■ INFORMATION PROVIDED
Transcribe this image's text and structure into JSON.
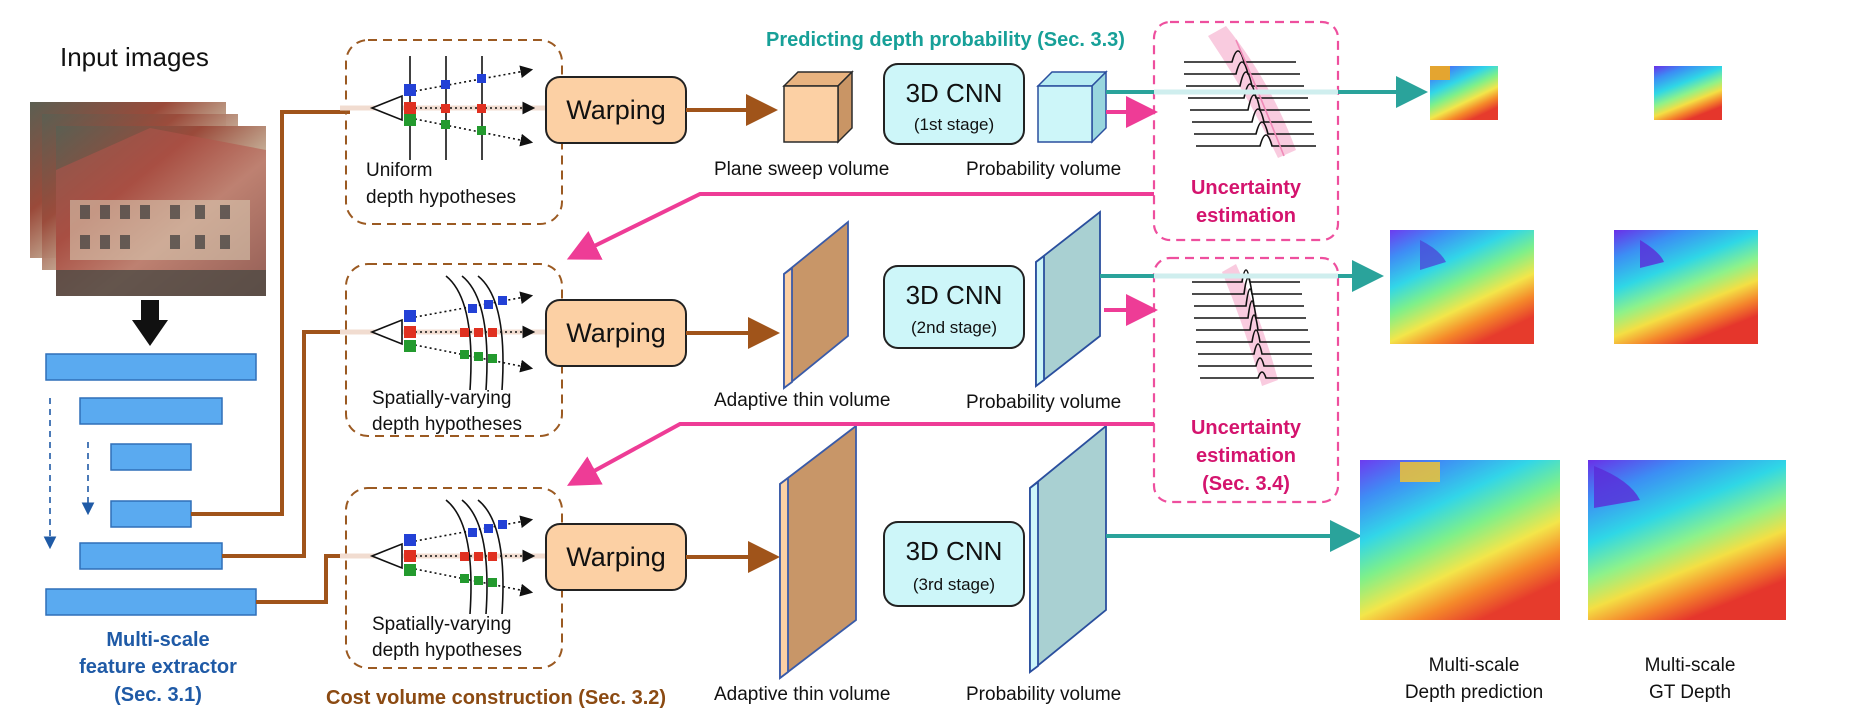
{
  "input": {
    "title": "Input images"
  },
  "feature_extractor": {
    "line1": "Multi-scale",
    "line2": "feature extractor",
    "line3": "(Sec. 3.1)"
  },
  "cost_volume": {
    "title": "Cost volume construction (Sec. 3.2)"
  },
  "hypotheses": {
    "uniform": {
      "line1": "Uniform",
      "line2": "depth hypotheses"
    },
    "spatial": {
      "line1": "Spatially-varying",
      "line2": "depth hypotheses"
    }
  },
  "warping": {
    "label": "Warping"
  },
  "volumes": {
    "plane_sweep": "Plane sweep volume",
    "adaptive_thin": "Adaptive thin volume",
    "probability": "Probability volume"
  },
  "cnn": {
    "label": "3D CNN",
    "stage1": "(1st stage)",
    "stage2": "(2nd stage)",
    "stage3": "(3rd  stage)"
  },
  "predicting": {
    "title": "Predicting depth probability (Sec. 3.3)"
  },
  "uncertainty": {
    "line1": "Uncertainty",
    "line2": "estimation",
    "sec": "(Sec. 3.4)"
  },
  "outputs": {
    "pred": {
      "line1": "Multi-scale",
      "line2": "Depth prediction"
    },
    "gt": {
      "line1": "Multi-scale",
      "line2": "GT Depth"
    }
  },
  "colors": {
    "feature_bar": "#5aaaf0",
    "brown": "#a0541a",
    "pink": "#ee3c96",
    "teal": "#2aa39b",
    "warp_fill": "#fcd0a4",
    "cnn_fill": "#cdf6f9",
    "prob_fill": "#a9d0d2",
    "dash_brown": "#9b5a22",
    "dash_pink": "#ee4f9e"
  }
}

...

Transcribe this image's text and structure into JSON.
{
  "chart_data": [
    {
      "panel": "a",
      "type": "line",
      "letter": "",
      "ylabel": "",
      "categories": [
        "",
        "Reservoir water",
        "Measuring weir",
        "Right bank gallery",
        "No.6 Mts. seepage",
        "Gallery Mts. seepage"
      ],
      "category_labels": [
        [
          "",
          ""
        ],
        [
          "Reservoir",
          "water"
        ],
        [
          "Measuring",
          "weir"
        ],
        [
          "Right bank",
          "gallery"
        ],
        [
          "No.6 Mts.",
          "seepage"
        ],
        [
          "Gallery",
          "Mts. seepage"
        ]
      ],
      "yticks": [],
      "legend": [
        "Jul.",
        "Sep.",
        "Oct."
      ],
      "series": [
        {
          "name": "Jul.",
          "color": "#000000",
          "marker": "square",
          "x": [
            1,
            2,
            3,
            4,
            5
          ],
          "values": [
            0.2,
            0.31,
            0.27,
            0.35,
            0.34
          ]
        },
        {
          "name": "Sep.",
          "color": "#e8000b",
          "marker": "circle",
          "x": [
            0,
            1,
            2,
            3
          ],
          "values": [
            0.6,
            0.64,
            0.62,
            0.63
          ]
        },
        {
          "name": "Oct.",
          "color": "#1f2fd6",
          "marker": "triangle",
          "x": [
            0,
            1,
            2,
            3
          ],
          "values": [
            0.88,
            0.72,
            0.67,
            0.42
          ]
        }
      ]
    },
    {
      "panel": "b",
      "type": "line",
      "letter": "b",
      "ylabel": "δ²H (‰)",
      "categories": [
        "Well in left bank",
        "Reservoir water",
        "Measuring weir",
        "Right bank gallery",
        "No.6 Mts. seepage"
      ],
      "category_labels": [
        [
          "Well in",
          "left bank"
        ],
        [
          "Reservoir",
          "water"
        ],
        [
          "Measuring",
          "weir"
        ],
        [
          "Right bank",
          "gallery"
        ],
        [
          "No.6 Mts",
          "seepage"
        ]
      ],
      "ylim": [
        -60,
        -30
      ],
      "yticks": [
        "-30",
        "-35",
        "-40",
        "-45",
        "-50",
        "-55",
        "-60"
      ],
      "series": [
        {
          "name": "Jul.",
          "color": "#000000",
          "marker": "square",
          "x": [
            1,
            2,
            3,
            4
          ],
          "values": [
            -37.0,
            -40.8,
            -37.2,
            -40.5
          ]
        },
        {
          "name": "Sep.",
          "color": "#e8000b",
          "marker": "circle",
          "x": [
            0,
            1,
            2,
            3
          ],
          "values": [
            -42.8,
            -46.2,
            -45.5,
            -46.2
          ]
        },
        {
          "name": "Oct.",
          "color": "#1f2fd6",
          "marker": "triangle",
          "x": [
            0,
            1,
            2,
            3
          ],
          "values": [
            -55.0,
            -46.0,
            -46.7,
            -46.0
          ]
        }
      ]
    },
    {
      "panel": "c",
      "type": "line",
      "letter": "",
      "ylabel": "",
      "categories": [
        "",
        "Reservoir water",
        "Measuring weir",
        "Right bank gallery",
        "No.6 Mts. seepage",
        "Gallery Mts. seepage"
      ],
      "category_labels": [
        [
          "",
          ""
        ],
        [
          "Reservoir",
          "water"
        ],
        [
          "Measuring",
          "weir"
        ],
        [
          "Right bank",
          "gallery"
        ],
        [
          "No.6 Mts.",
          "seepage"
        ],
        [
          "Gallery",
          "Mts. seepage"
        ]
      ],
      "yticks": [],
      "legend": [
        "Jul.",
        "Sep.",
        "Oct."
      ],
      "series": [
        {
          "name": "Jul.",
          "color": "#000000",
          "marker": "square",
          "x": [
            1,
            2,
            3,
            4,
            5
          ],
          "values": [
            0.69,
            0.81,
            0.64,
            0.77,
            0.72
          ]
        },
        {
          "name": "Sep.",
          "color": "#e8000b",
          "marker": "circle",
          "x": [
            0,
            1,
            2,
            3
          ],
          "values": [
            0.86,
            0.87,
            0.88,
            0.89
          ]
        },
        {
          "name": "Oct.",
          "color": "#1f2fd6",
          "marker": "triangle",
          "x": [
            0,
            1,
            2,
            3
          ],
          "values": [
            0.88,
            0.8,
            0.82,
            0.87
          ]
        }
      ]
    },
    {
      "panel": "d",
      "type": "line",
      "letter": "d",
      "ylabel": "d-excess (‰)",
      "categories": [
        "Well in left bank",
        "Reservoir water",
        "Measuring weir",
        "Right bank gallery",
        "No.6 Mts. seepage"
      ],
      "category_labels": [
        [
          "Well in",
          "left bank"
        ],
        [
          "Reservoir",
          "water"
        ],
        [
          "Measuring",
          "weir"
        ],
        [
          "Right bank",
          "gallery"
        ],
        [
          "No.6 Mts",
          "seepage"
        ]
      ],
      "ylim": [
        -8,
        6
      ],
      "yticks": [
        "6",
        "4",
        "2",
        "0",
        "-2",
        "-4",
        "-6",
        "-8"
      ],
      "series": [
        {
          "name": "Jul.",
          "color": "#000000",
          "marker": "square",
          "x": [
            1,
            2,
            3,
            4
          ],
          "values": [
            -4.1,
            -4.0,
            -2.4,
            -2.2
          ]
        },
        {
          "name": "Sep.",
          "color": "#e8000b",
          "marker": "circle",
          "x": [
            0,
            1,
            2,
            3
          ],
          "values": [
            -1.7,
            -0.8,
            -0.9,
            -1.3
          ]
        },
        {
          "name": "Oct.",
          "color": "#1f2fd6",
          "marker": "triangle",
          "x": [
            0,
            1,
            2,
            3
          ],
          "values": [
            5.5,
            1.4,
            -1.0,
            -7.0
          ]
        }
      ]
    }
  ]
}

■ EXERCISE PROMPT
Whichever lines contain the string "ylabel", select and copy them.

■ ANSWER TO THE PROBLEM
      "ylabel": "",
      "ylabel": "δ²H (‰)",
      "ylabel": "",
      "ylabel": "d-excess (‰)",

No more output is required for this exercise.